Sift the listing for lines that hold the string "назначению" and pull them out.

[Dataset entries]
=======

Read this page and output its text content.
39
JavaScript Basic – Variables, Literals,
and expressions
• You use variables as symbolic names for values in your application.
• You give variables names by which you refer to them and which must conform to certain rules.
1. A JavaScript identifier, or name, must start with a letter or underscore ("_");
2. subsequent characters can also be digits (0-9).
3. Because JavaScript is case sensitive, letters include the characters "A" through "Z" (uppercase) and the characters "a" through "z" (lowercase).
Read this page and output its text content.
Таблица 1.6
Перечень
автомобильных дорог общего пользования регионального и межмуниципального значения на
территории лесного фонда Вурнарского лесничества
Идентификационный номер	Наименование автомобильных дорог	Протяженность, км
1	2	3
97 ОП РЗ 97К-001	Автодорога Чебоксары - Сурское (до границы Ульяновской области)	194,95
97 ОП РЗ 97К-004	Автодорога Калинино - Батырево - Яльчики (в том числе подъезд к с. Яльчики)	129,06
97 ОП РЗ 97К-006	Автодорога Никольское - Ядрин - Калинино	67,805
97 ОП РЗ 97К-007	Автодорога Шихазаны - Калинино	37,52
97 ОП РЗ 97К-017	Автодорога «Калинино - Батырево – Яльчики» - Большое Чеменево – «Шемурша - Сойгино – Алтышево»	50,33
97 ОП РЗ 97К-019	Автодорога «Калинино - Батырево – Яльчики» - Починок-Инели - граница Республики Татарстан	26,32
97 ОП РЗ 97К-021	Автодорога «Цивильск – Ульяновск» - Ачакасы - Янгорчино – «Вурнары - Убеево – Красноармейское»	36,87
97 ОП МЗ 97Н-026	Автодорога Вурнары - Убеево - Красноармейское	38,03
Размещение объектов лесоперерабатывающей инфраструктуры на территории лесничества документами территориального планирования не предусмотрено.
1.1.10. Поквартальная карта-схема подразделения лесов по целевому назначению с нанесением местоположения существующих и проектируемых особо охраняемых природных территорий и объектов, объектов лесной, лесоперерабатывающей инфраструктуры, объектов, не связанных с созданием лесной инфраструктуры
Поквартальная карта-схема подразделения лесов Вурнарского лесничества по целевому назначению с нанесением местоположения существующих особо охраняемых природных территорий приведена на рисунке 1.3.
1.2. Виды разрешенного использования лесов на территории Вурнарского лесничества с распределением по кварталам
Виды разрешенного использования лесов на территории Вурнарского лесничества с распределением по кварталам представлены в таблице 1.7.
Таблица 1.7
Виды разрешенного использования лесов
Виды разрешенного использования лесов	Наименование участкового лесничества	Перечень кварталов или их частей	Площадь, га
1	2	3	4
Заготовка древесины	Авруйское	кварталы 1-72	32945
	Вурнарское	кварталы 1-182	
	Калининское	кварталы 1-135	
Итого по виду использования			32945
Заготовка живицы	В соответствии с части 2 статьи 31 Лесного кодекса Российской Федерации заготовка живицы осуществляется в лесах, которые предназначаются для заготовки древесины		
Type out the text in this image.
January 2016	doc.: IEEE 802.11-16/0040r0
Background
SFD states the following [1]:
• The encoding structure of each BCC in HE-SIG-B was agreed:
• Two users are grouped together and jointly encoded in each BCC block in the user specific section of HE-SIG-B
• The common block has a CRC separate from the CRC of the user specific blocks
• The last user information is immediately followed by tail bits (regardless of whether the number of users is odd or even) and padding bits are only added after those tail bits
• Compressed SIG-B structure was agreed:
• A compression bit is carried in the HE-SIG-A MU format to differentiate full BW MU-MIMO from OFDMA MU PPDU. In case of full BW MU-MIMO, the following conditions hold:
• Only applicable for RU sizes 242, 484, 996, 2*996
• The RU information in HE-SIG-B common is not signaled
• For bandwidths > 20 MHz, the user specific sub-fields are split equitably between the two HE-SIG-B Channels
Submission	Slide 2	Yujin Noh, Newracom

=======

ANSWER TO THIS TASK:
1.1.10. Поквартальная карта-схема подразделения лесов по целевому назначению с нанесением местоположения существующих и проектируемых особо охраняемых природных территорий и объектов, объектов лесной, лесоперерабатывающей инфраструктуры, объектов, не связанных с созданием лесной инфраструктуры
Поквартальная карта-схема подразделения лесов Вурнарского лесничества по целевому назначению с нанесением местоположения существующих особо охраняемых природных территорий приведена на рисунке 1.3.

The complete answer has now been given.